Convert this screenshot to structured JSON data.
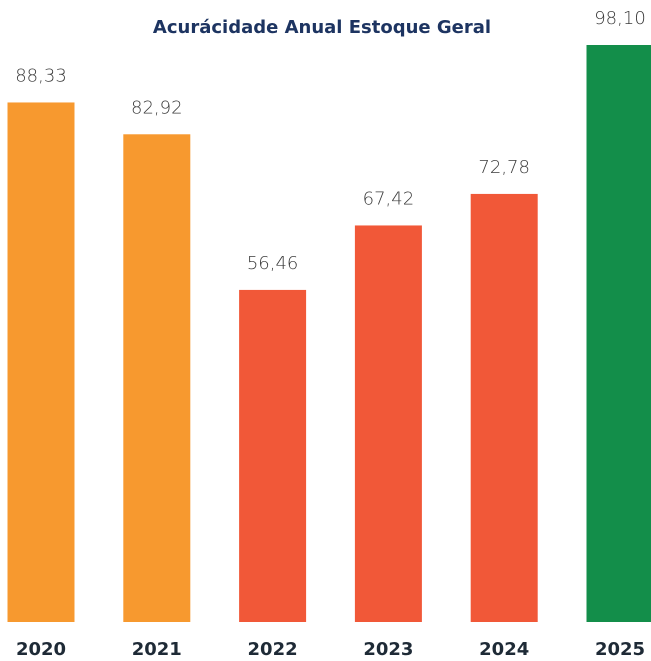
{
  "chart_data": {
    "type": "bar",
    "title": "Acurácidade Anual Estoque Geral",
    "categories": [
      "2020",
      "2021",
      "2022",
      "2023",
      "2024",
      "2025"
    ],
    "values": [
      88.33,
      82.92,
      56.46,
      67.42,
      72.78,
      98.1
    ],
    "value_labels": [
      "88,33",
      "82,92",
      "56,46",
      "67,42",
      "72,78",
      "98,10"
    ],
    "colors": [
      "#f7992f",
      "#f7992f",
      "#f15838",
      "#f15838",
      "#f15838",
      "#138e4a"
    ]
  }
}
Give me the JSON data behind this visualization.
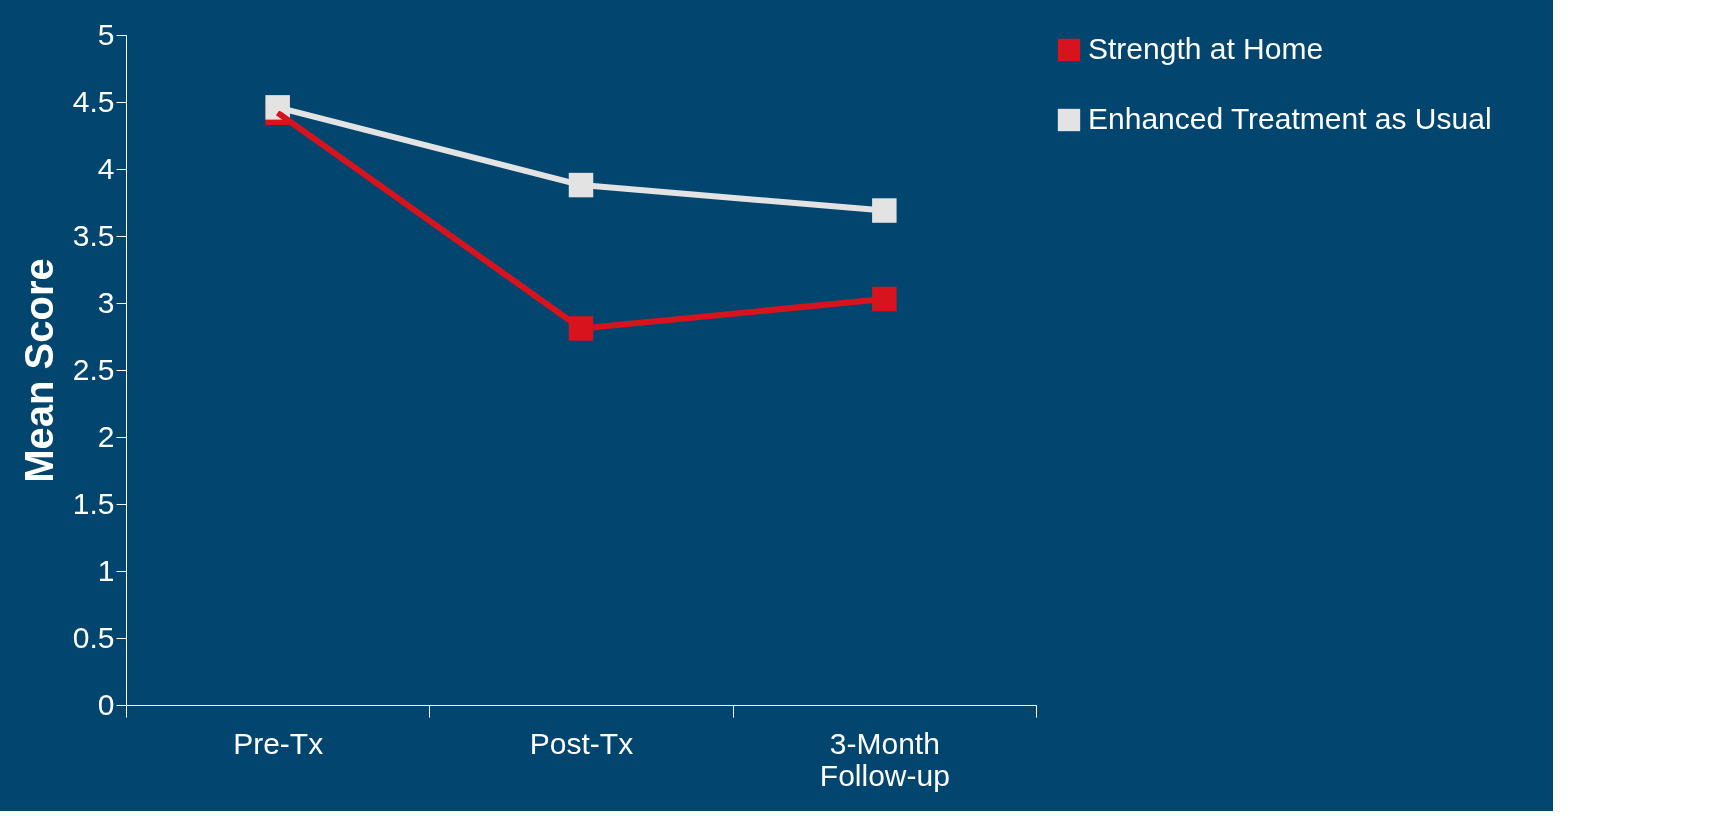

+---+

• **Problem details**
Write the listing above out again exactly, dropping each image.

• **Task result**
Convert this screenshot to structured JSON data.
{
  "chart_data": {
    "type": "bar",
    "title": "Acurácidade Anual Estoque Geral",
    "categories": [
      "2020",
      "2021",
      "2022",
      "2023",
      "2024",
      "2025"
    ],
    "values": [
      88.33,
      82.92,
      56.46,
      67.42,
      72.78,
      98.1
    ],
    "value_labels": [
      "88,33",
      "82,92",
      "56,46",
      "67,42",
      "72,78",
      "98,10"
    ],
    "colors": [
      "#f7992f",
      "#f7992f",
      "#f15838",
      "#f15838",
      "#f15838",
      "#138e4a"
    ]
  }
}
Give me the JSON data behind this visualization.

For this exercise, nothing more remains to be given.